====== Data provided ======

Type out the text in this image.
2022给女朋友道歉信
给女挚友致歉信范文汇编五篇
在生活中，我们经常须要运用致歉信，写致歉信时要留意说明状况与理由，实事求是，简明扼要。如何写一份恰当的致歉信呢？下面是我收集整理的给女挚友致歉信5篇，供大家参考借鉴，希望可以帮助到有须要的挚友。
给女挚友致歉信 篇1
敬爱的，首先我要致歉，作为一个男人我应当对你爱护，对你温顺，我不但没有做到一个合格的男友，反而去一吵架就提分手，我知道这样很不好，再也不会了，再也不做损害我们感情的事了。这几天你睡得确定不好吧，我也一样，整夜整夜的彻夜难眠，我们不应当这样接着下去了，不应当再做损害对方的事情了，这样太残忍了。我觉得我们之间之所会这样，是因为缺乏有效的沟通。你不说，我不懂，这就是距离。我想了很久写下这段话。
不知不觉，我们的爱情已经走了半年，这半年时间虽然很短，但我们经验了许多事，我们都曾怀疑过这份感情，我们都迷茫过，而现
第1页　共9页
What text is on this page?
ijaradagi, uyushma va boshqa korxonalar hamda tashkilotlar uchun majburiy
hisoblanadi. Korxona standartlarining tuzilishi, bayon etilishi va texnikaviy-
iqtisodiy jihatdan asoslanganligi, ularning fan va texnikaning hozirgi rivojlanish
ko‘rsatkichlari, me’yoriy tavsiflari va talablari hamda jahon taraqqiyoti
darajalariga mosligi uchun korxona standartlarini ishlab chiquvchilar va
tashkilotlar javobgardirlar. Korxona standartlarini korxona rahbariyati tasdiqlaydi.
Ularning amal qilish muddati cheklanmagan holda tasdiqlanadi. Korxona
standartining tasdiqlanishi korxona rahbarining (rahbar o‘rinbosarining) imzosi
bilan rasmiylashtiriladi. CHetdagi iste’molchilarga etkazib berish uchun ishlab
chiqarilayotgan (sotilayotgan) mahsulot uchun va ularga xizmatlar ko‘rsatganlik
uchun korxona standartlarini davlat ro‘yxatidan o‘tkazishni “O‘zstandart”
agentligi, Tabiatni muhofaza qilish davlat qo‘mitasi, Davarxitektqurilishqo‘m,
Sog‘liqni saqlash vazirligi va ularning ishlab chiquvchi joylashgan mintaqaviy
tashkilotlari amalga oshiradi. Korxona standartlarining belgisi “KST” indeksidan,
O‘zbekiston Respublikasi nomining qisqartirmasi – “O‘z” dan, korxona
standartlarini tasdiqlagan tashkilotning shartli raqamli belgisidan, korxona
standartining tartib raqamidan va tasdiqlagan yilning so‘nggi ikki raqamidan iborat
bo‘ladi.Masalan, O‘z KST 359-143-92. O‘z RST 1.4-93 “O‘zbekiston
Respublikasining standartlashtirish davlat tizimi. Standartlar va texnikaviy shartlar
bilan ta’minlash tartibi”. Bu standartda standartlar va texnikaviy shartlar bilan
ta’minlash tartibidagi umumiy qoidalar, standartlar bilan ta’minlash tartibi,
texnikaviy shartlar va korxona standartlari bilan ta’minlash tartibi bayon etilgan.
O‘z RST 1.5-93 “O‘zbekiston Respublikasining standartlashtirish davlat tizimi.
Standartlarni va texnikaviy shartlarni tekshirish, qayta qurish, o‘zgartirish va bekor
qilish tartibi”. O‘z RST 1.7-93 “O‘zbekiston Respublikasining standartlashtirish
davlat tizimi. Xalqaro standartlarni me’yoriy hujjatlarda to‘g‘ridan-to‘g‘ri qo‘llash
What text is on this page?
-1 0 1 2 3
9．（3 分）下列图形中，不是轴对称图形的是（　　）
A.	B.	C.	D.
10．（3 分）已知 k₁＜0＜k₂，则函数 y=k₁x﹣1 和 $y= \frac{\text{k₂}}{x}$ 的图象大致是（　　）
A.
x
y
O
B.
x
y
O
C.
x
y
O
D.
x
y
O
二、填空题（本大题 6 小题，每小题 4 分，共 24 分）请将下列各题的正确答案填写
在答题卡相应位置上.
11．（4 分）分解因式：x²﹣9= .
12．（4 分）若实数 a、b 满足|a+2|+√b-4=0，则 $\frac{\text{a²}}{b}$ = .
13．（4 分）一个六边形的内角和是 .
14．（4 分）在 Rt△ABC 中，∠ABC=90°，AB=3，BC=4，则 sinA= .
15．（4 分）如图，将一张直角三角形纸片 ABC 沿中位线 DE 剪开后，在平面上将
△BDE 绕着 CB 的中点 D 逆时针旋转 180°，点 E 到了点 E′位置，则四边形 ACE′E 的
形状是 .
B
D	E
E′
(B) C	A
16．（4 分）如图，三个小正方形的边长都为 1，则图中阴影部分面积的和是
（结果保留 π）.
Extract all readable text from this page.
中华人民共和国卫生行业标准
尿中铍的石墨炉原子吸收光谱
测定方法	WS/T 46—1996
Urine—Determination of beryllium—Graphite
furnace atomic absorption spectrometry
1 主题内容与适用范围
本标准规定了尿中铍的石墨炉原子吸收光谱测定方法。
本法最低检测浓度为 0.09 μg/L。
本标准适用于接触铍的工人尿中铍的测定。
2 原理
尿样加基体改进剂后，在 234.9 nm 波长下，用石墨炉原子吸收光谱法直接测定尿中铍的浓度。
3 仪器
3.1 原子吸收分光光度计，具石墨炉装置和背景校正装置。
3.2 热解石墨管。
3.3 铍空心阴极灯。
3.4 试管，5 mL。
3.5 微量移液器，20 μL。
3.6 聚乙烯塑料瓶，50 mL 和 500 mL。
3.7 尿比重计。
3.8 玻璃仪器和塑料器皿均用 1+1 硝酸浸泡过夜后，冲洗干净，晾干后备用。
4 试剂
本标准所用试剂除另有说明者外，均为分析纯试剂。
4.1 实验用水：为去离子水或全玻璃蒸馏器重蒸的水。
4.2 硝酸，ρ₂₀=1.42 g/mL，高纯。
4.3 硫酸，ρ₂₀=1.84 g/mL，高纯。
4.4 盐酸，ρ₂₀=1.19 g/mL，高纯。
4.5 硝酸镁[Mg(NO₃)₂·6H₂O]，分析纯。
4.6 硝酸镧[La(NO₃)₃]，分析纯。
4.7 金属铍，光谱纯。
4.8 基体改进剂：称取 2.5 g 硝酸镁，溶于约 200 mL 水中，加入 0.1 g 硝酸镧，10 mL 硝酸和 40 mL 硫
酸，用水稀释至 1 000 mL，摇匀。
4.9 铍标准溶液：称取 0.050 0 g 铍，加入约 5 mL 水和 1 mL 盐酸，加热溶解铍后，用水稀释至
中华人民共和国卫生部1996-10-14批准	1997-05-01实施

======

= Exercise goal =
Among the lines of the material, find those that hold the word "texnikaviy" and copy them.

= Correct response =
hisoblanadi. Korxona standartlarining tuzilishi, bayon etilishi va texnikaviy-
Respublikasining standartlashtirish davlat tizimi. Standartlar va texnikaviy shartlar
bilan ta’minlash tartibi”. Bu standartda standartlar va texnikaviy shartlar bilan
texnikaviy shartlar va korxona standartlari bilan ta’minlash tartibi bayon etilgan.
Standartlarni va texnikaviy shartlarni tekshirish, qayta qurish, o‘zgartirish va bekor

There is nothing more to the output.